**Exercise material**
★ ★ ★ ★

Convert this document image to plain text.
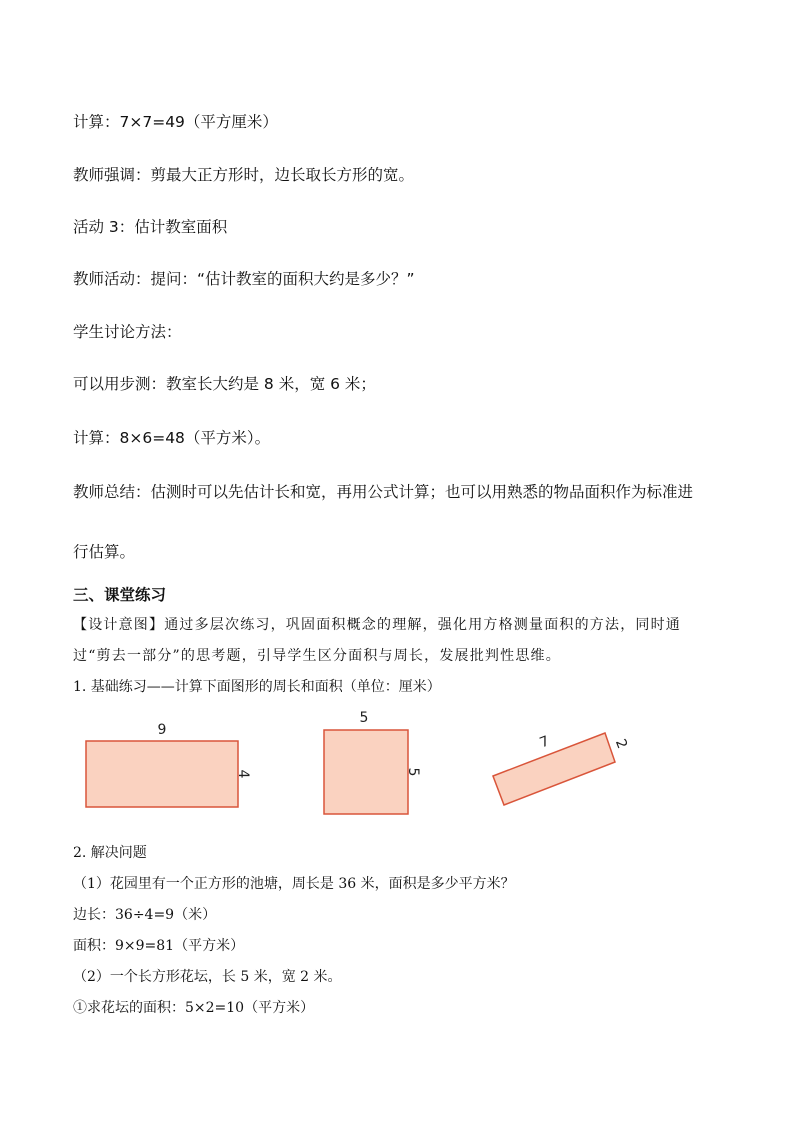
计算：7×7=49（平方厘米）
教师强调：剪最大正方形时，边长取长方形的宽。
活动 3：估计教室面积
教师活动：提问：“估计教室的面积大约是多少？”
学生讨论方法：
可以用步测：教室长大约是 8 米，宽 6 米；
计算：8×6=48（平方米）。
教师总结：估测时可以先估计长和宽，再用公式计算；也可以用熟悉的物品面积作为标准进
行估算。
三、课堂练习
【设计意图】通过多层次练习，巩固面积概念的理解，强化用方格测量面积的方法，同时通
过“剪去一部分”的思考题，引导学生区分面积与周长，发展批判性思维。
1. 基础练习——计算下面图形的周长和面积（单位：厘米）
9
4
5
5
7	2
2. 解决问题
（1）花园里有一个正方形的池塘，周长是 36 米，面积是多少平方米？
边长：36÷4=9（米）
面积：9×9=81（平方米）
（2）一个长方形花坛，长 5 米，宽 2 米。
①求花坛的面积：5×2=10（平方米）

★ ★ ★ ★

**Aim of the task**
Output the entries above exactly. Drop the pictures.

**Answer**
Convert this document image to plain text.
计算：7×7=49（平方厘米）
教师强调：剪最大正方形时，边长取长方形的宽。
活动 3：估计教室面积
教师活动：提问：“估计教室的面积大约是多少？”
学生讨论方法：
可以用步测：教室长大约是 8 米，宽 6 米；
计算：8×6=48（平方米）。
教师总结：估测时可以先估计长和宽，再用公式计算；也可以用熟悉的物品面积作为标准进
行估算。
三、课堂练习
【设计意图】通过多层次练习，巩固面积概念的理解，强化用方格测量面积的方法，同时通
过“剪去一部分”的思考题，引导学生区分面积与周长，发展批判性思维。
1. 基础练习——计算下面图形的周长和面积（单位：厘米）
9
4
5
5
7	2
2. 解决问题
（1）花园里有一个正方形的池塘，周长是 36 米，面积是多少平方米？
边长：36÷4=9（米）
面积：9×9=81（平方米）
（2）一个长方形花坛，长 5 米，宽 2 米。
①求花坛的面积：5×2=10（平方米）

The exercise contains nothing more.